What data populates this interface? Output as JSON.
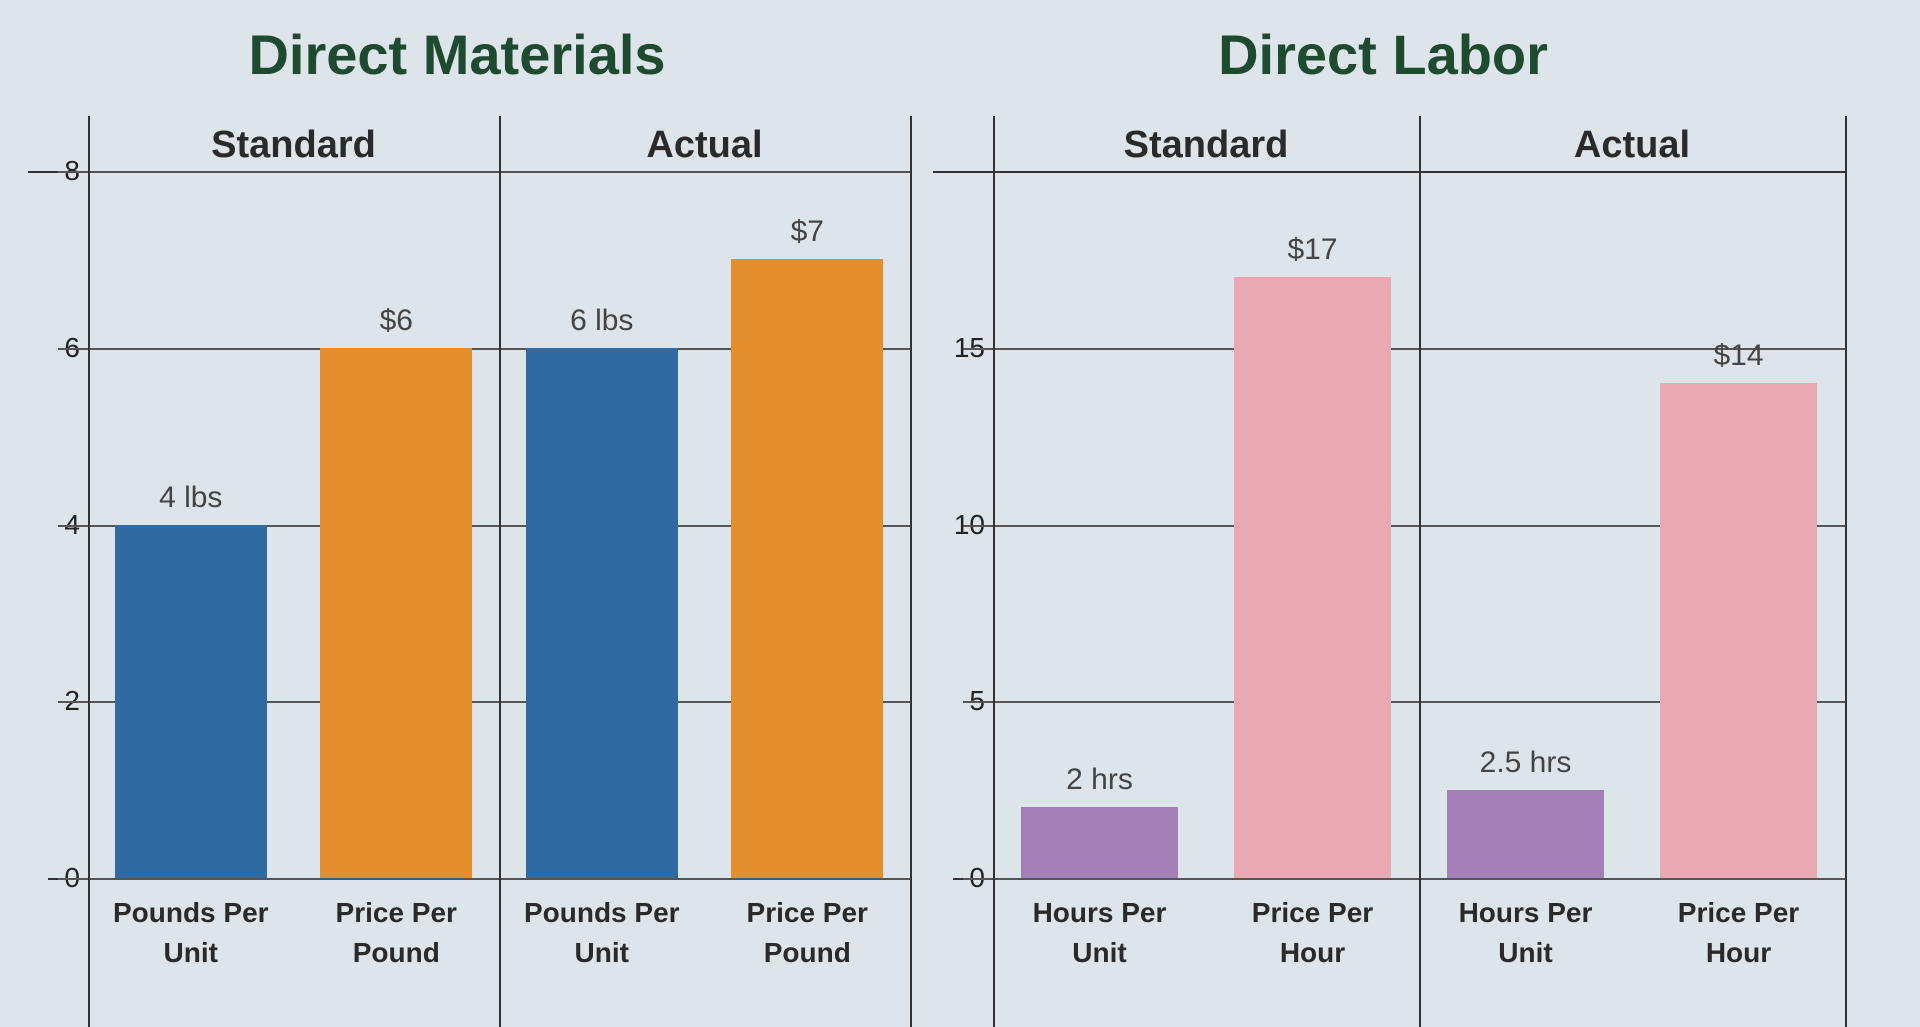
{
  "chart_data": [
    {
      "type": "bar",
      "title": "Direct Materials",
      "groups": [
        {
          "name": "Standard",
          "categories": [
            "Pounds Per Unit",
            "Price Per Pound"
          ],
          "values": [
            4,
            6
          ],
          "value_labels": [
            "4 lbs",
            "$6"
          ]
        },
        {
          "name": "Actual",
          "categories": [
            "Pounds Per Unit",
            "Price Per Pound"
          ],
          "values": [
            6,
            7
          ],
          "value_labels": [
            "6 lbs",
            "$7"
          ]
        }
      ],
      "colors": [
        "#2f6aa3",
        "#e58e2e"
      ],
      "ylim": [
        0,
        8
      ],
      "yticks": [
        0,
        2,
        4,
        6,
        8
      ],
      "grid": true
    },
    {
      "type": "bar",
      "title": "Direct Labor",
      "groups": [
        {
          "name": "Standard",
          "categories": [
            "Hours Per Unit",
            "Price Per Hour"
          ],
          "values": [
            2,
            17
          ],
          "value_labels": [
            "2 hrs",
            "$17"
          ]
        },
        {
          "name": "Actual",
          "categories": [
            "Hours Per Unit",
            "Price Per Hour"
          ],
          "values": [
            2.5,
            14
          ],
          "value_labels": [
            "2.5 hrs",
            "$14"
          ]
        }
      ],
      "colors": [
        "#a27fb4",
        "#e9a9b2"
      ],
      "ylim": [
        0,
        20
      ],
      "yticks": [
        0,
        5,
        10,
        15
      ],
      "grid": true
    }
  ]
}
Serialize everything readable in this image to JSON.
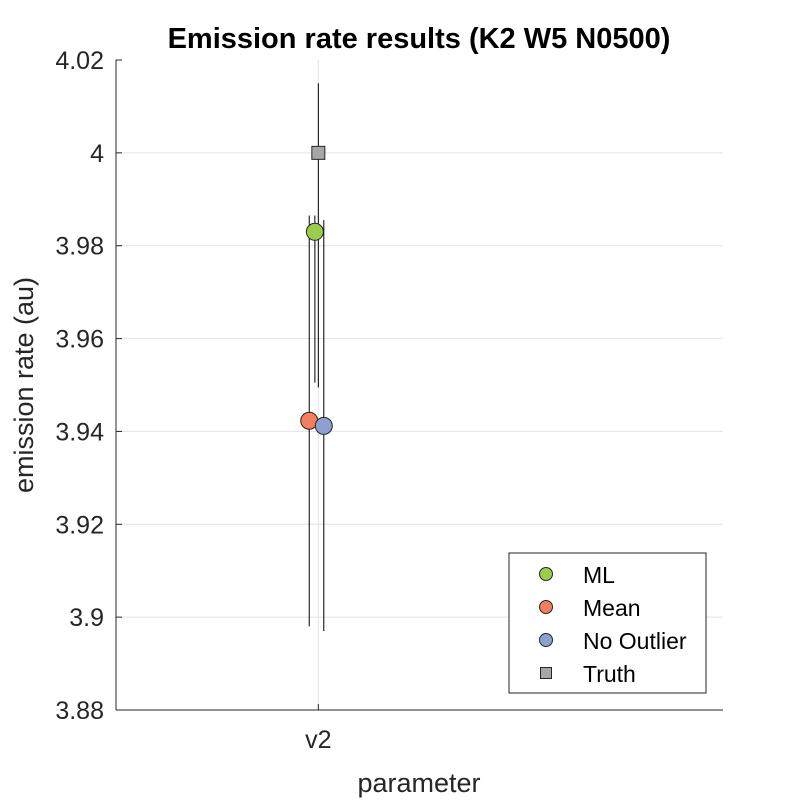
{
  "chart_data": {
    "type": "scatter",
    "title": "Emission rate results (K2 W5 N0500)",
    "xlabel": "parameter",
    "ylabel": "emission rate (au)",
    "categories": [
      "v2"
    ],
    "ylim": [
      3.88,
      4.02
    ],
    "yticks": [
      "3.88",
      "3.9",
      "3.92",
      "3.94",
      "3.96",
      "3.98",
      "4",
      "4.02"
    ],
    "grid": true,
    "legend_position": "bottom-right",
    "series": [
      {
        "name": "ML",
        "marker": "circle",
        "color": "#9ACD4C",
        "offset": -0.017,
        "values": [
          3.983
        ],
        "err_low": [
          3.9505
        ],
        "err_high": [
          3.9865
        ]
      },
      {
        "name": "Mean",
        "marker": "circle",
        "color": "#F47F5C",
        "offset": -0.045,
        "values": [
          3.9423
        ],
        "err_low": [
          3.898
        ],
        "err_high": [
          3.9865
        ]
      },
      {
        "name": "No Outlier",
        "marker": "circle",
        "color": "#8FA0CF",
        "offset": 0.027,
        "values": [
          3.9412
        ],
        "err_low": [
          3.897
        ],
        "err_high": [
          3.9855
        ]
      },
      {
        "name": "Truth",
        "marker": "square",
        "color": "#A6A6A6",
        "offset": 0.0,
        "values": [
          4.0
        ],
        "err_low": [
          3.9495
        ],
        "err_high": [
          4.015
        ]
      }
    ]
  }
}
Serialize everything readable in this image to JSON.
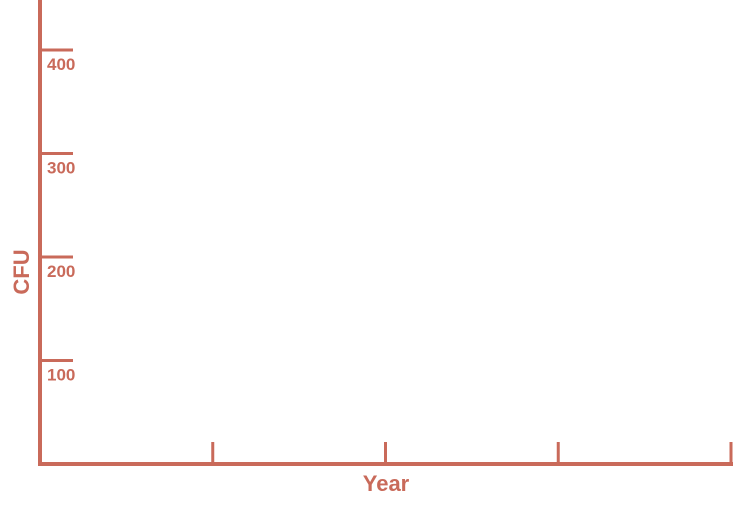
{
  "chart_data": {
    "type": "line",
    "xlabel": "Year",
    "ylabel": "CFU",
    "ylim": [
      0,
      450
    ],
    "y_ticks": [
      100,
      200,
      300,
      400
    ],
    "y_tick_labels": [
      "100",
      "200",
      "300",
      "400"
    ],
    "x_ticks": [
      1,
      2,
      3,
      4
    ],
    "x_tick_labels": [
      "",
      "",
      "",
      ""
    ],
    "xlim": [
      0,
      4
    ],
    "grid": false,
    "series": [],
    "color": "#c96a5a"
  }
}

━━━━━━

> **Goal**: Scan the material above. Return every line containing the string "title".

> **The completed task**:
      "title": "Direct Materials",
      "title": "Direct Labor",
    "title": "Emission rate results (K2 W5 N0500)",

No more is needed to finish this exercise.